**Your instructions**
Quote the line containing "What does this" and all lines that follow it in the listing below, exactly as written.

**The records**
** START **

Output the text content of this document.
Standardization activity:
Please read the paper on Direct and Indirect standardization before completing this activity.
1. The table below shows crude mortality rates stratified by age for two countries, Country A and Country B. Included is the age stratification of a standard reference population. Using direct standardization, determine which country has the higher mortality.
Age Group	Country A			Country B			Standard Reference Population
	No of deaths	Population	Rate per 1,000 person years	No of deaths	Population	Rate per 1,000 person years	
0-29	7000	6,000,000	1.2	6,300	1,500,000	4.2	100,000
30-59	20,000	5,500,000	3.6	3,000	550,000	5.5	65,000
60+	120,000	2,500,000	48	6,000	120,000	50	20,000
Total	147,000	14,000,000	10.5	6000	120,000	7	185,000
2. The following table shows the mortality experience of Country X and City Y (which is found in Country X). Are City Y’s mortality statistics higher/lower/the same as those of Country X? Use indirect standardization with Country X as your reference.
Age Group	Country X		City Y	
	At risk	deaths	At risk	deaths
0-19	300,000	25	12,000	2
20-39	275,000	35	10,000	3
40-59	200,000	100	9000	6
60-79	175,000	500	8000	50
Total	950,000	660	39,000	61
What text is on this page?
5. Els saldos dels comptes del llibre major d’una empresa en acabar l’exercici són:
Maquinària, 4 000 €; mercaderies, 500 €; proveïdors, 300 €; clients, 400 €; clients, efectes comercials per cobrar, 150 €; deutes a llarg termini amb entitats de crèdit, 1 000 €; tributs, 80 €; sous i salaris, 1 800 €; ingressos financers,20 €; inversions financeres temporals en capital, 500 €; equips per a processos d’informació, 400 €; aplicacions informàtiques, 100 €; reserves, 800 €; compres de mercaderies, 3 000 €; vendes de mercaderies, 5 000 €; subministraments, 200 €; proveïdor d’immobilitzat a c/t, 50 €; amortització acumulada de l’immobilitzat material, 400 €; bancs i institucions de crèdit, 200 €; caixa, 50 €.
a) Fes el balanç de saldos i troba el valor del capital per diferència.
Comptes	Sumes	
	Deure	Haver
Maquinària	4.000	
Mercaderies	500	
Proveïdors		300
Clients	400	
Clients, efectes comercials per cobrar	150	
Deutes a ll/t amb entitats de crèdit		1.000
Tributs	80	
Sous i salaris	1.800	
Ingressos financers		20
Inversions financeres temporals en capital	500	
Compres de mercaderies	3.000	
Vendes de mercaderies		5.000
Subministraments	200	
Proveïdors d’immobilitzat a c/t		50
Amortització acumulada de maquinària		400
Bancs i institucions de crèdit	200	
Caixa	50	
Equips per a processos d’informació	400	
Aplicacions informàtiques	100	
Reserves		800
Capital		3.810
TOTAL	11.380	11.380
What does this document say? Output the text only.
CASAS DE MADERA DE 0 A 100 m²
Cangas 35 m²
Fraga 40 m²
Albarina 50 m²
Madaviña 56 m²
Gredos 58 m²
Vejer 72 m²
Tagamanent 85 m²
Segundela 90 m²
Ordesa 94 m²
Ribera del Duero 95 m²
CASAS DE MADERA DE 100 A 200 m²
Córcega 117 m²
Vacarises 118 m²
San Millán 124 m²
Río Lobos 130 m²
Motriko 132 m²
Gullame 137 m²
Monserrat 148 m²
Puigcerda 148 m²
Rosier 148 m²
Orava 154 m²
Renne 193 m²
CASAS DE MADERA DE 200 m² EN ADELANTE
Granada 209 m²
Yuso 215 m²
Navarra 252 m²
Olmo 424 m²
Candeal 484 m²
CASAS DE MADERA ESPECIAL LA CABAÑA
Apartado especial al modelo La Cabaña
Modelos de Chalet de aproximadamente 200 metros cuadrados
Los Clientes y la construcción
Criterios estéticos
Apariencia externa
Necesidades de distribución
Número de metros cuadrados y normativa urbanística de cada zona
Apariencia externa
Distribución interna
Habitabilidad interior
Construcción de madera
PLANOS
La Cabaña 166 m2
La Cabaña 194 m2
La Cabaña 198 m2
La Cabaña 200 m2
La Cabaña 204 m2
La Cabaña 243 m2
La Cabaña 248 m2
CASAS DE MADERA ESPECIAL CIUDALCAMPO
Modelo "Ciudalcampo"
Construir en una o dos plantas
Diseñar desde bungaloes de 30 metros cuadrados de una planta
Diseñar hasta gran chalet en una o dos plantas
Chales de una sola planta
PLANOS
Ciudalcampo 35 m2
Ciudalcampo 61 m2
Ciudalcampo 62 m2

** END **

**Result of this task**
What does this document say? Output the text only.
CASAS DE MADERA DE 0 A 100 m²
Cangas 35 m²
Fraga 40 m²
Albarina 50 m²
Madaviña 56 m²
Gredos 58 m²
Vejer 72 m²
Tagamanent 85 m²
Segundela 90 m²
Ordesa 94 m²
Ribera del Duero 95 m²
CASAS DE MADERA DE 100 A 200 m²
Córcega 117 m²
Vacarises 118 m²
San Millán 124 m²
Río Lobos 130 m²
Motriko 132 m²
Gullame 137 m²
Monserrat 148 m²
Puigcerda 148 m²
Rosier 148 m²
Orava 154 m²
Renne 193 m²
CASAS DE MADERA DE 200 m² EN ADELANTE
Granada 209 m²
Yuso 215 m²
Navarra 252 m²
Olmo 424 m²
Candeal 484 m²
CASAS DE MADERA ESPECIAL LA CABAÑA
Apartado especial al modelo La Cabaña
Modelos de Chalet de aproximadamente 200 metros cuadrados
Los Clientes y la construcción
Criterios estéticos
Apariencia externa
Necesidades de distribución
Número de metros cuadrados y normativa urbanística de cada zona
Apariencia externa
Distribución interna
Habitabilidad interior
Construcción de madera
PLANOS
La Cabaña 166 m2
La Cabaña 194 m2
La Cabaña 198 m2
La Cabaña 200 m2
La Cabaña 204 m2
La Cabaña 243 m2
La Cabaña 248 m2
CASAS DE MADERA ESPECIAL CIUDALCAMPO
Modelo "Ciudalcampo"
Construir en una o dos plantas
Diseñar desde bungaloes de 30 metros cuadrados de una planta
Diseñar hasta gran chalet en una o dos plantas
Chales de una sola planta
PLANOS
Ciudalcampo 35 m2
Ciudalcampo 61 m2
Ciudalcampo 62 m2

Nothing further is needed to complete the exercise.